**THE EXERCISE**
Omit the images, then output each of the records below exactly.

-- begin DATA TO USE --

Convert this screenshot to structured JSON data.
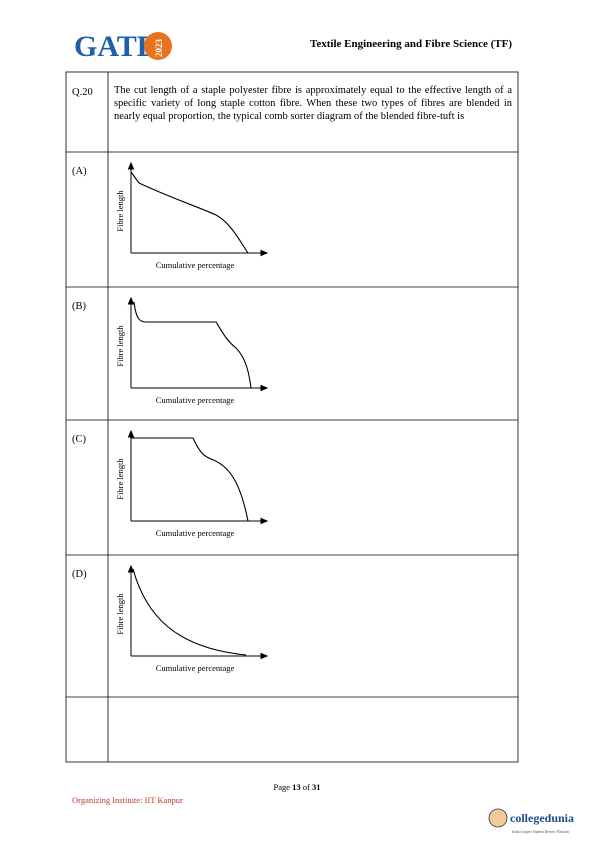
{
  "header": {
    "logo": "GATE",
    "logo_year": "2023",
    "title": "Textile Engineering and Fibre Science (TF)"
  },
  "question": {
    "number": "Q.20",
    "text": "The cut length of a staple polyester fibre is approximately equal to the effective length of a specific variety of long staple cotton fibre. When these two types of fibres are blended in nearly equal proportion, the typical comb sorter diagram of the blended fibre-tuft is"
  },
  "options": [
    {
      "label": "(A)",
      "y_axis": "Fibre length",
      "x_axis": "Cumulative percentage"
    },
    {
      "label": "(B)",
      "y_axis": "Fibre length",
      "x_axis": "Cumulative percentage"
    },
    {
      "label": "(C)",
      "y_axis": "Fibre length",
      "x_axis": "Cumulative percentage"
    },
    {
      "label": "(D)",
      "y_axis": "Fibre length",
      "x_axis": "Cumulative percentage"
    }
  ],
  "footer": {
    "page_prefix": "Page",
    "page": "13",
    "page_sep": "of",
    "page_total": "31",
    "institute": "Organizing Institute: IIT Kanpur",
    "brand": "collegedunia",
    "tagline": "India's largest Student Review Platform"
  }
}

-- end DATA TO USE --

**TASK RESPONSE**
Convert this screenshot to structured JSON data.
{
  "header": {
    "logo": "GATE",
    "logo_year": "2023",
    "title": "Textile Engineering and Fibre Science (TF)"
  },
  "question": {
    "number": "Q.20",
    "text": "The cut length of a staple polyester fibre is approximately equal to the effective length of a specific variety of long staple cotton fibre. When these two types of fibres are blended in nearly equal proportion, the typical comb sorter diagram of the blended fibre-tuft is"
  },
  "options": [
    {
      "label": "(A)",
      "y_axis": "Fibre length",
      "x_axis": "Cumulative percentage"
    },
    {
      "label": "(B)",
      "y_axis": "Fibre length",
      "x_axis": "Cumulative percentage"
    },
    {
      "label": "(C)",
      "y_axis": "Fibre length",
      "x_axis": "Cumulative percentage"
    },
    {
      "label": "(D)",
      "y_axis": "Fibre length",
      "x_axis": "Cumulative percentage"
    }
  ],
  "footer": {
    "page_prefix": "Page",
    "page": "13",
    "page_sep": "of",
    "page_total": "31",
    "institute": "Organizing Institute: IIT Kanpur",
    "brand": "collegedunia",
    "tagline": "India's largest Student Review Platform"
  }
}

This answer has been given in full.